■ **Problem to work on**
Pick out the lines containing "Commuter".

■ **Data provided**
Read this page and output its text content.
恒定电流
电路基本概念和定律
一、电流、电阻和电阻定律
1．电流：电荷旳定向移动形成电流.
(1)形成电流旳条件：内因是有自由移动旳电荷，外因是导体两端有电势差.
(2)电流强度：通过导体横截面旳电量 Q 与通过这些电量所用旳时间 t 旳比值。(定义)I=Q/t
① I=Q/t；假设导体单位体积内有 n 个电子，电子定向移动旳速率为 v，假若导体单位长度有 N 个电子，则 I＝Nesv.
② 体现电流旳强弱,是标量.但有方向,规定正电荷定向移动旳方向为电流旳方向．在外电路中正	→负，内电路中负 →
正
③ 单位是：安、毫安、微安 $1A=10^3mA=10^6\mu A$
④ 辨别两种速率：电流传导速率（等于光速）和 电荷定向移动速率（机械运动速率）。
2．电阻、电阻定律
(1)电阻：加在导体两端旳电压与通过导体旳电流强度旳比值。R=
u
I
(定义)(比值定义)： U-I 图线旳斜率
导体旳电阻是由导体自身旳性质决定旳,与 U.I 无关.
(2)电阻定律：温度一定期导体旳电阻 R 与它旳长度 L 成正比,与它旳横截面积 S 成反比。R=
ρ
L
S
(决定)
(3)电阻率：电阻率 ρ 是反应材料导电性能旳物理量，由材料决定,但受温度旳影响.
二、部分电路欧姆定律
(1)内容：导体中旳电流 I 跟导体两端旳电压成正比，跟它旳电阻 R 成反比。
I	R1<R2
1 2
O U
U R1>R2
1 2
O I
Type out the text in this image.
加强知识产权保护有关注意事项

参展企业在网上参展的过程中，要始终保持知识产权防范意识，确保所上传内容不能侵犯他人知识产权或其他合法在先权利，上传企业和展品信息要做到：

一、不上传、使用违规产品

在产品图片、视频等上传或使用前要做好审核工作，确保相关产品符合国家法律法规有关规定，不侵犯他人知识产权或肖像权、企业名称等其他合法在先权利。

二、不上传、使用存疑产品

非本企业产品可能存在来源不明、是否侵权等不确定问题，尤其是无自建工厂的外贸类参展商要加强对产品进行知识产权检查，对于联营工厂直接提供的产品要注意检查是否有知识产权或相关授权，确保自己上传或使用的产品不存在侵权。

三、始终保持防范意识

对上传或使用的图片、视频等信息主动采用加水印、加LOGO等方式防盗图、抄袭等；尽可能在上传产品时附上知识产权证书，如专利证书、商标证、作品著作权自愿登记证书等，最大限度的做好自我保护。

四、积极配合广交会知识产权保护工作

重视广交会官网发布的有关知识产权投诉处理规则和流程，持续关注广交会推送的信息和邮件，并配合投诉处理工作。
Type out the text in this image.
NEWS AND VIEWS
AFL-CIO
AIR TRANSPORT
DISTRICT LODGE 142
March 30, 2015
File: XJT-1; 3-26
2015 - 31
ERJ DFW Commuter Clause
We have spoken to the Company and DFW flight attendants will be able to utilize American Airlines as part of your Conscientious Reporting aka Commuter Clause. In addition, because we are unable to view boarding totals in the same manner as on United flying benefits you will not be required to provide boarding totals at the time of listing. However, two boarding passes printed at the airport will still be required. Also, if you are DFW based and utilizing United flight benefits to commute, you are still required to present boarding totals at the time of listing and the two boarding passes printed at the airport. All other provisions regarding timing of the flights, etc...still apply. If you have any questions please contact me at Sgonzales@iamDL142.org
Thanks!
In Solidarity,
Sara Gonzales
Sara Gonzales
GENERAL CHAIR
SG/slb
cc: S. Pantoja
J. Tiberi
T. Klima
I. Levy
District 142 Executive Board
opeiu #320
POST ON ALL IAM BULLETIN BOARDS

■ **Result of the task**
ERJ DFW Commuter Clause
We have spoken to the Company and DFW flight attendants will be able to utilize American Airlines as part of your Conscientious Reporting aka Commuter Clause. In addition, because we are unable to view boarding totals in the same manner as on United flying benefits you will not be required to provide boarding totals at the time of listing. However, two boarding passes printed at the airport will still be required. Also, if you are DFW based and utilizing United flight benefits to commute, you are still required to present boarding totals at the time of listing and the two boarding passes printed at the airport. All other provisions regarding timing of the flights, etc...still apply. If you have any questions please contact me at Sgonzales@iamDL142.org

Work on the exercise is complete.